What to do:
Gather each line of the records where "telefonnummer" appears.

Data for the task:
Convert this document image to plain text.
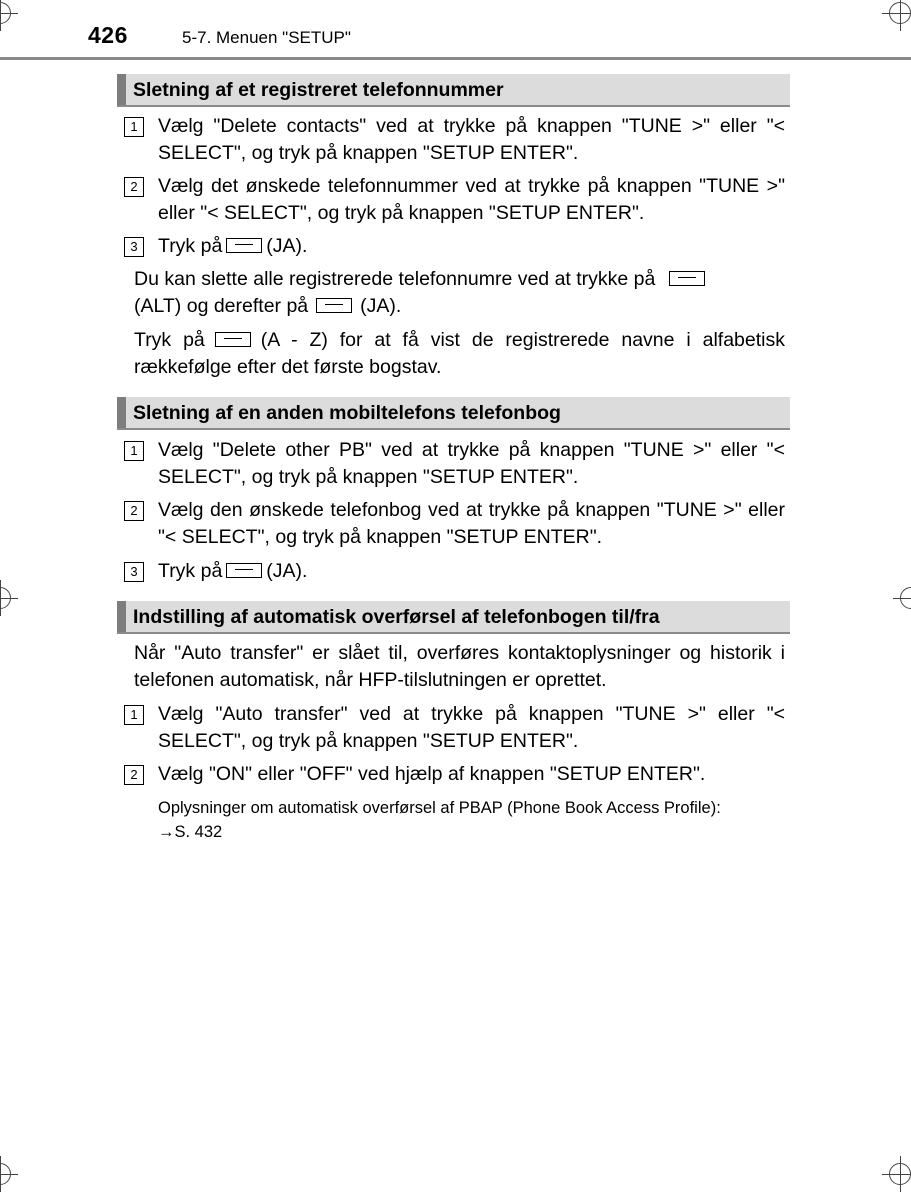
426	5-7. Menuen "SETUP"
Sletning af et registreret telefonnummer
1	Vælg "Delete contacts" ved at trykke på knappen "TUNE >" eller "< SELECT", og tryk på knappen "SETUP ENTER".
2	Vælg det ønskede telefonnummer ved at trykke på knappen "TUNE >" eller "< SELECT", og tryk på knappen "SETUP ENTER".
3	Tryk på (JA).
Du kan slette alle registrerede telefonnumre ved at trykke på
(ALT) og derefter på	(JA).
Tryk på	(A - Z) for at få vist de registrerede navne i alfabetisk rækkefølge efter det første bogstav.
Sletning af en anden mobiltelefons telefonbog
1	Vælg "Delete other PB" ved at trykke på knappen "TUNE >" eller "< SELECT", og tryk på knappen "SETUP ENTER".
2	Vælg den ønskede telefonbog ved at trykke på knappen "TUNE >" eller "< SELECT", og tryk på knappen "SETUP ENTER".
3	Tryk på (JA).
Indstilling af automatisk overførsel af telefonbogen til/fra
Når "Auto transfer" er slået til, overføres kontaktoplysninger og historik i telefonen automatisk, når HFP-tilslutningen er oprettet.
1	Vælg "Auto transfer" ved at trykke på knappen "TUNE >" eller "< SELECT", og tryk på knappen "SETUP ENTER".
2	Vælg "ON" eller "OFF" ved hjælp af knappen "SETUP ENTER".
Oplysninger om automatisk overførsel af PBAP (Phone Book Access Profile):
→S. 432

Full answer:
Sletning af et registreret telefonnummer
2	Vælg det ønskede telefonnummer ved at trykke på knappen "TUNE >" eller "< SELECT", og tryk på knappen "SETUP ENTER".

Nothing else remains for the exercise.